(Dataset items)

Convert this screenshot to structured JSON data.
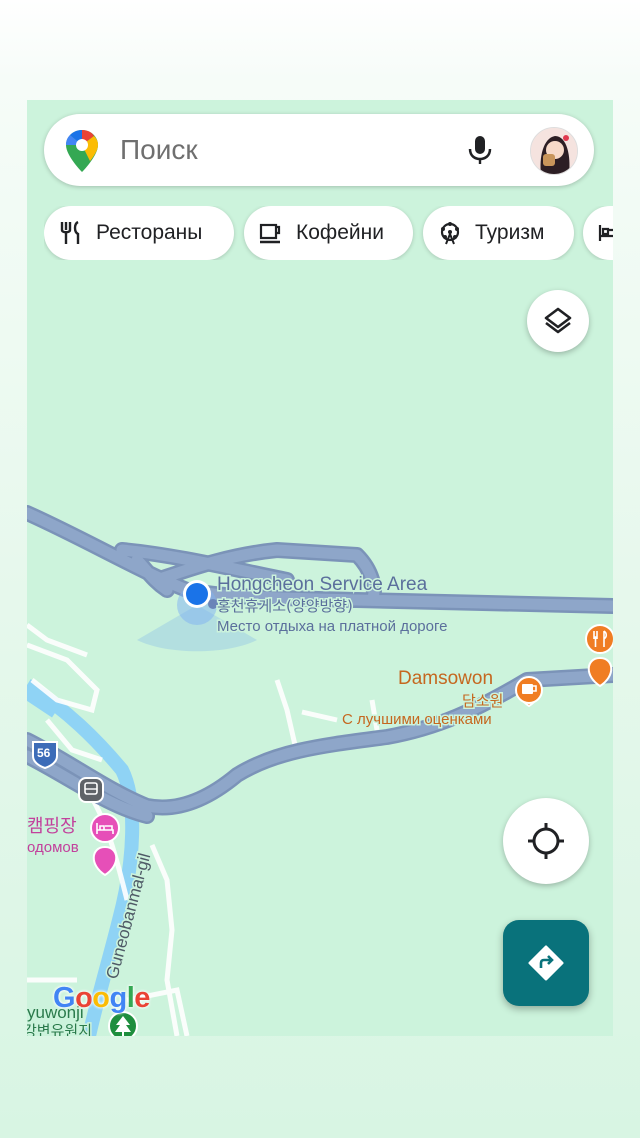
{
  "search": {
    "placeholder": "Поиск"
  },
  "chips": [
    {
      "label": "Рестораны",
      "icon": "restaurant-icon"
    },
    {
      "label": "Кофейни",
      "icon": "coffee-icon"
    },
    {
      "label": "Туризм",
      "icon": "attractions-icon"
    },
    {
      "label": "",
      "icon": "hotel-icon"
    }
  ],
  "map": {
    "places": {
      "service_area": {
        "name": "Hongcheon Service Area",
        "name_local": "홍천휴게소(양양방향)",
        "subtitle": "Место отдыха на платной дороге"
      },
      "damsowon": {
        "name": "Damsowon",
        "name_local": "담소원",
        "subtitle": "С лучшими оценками"
      },
      "camping": {
        "name_local": "캠핑장",
        "subtitle": "одомов"
      },
      "bottom_place": {
        "name": "yuwonji",
        "name_local": "강변유원지"
      }
    },
    "road_labels": {
      "route_shield": "56",
      "road_name": "Guneobanmal-gil"
    },
    "attribution": "Google"
  },
  "colors": {
    "map_background": "#ccf3dc",
    "highway": "#8ea6c9",
    "highway_outline": "#7b93b8",
    "river": "#8fd3f5",
    "location_dot": "#1a73e8",
    "directions_button": "#09727b",
    "cafe_pin": "#f07d23",
    "lodging_pin": "#e64fb8",
    "park_pin": "#1e8e3e"
  }
}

#### [TASK TO CARRY OUT]
Take every line from the data above that holds "icon" and copy it out.

#### [IN RESPONSE]
      "icon": "restaurant-icon"
      "icon": "coffee-icon"
      "icon": "attractions-icon"
      "icon": "hotel-icon"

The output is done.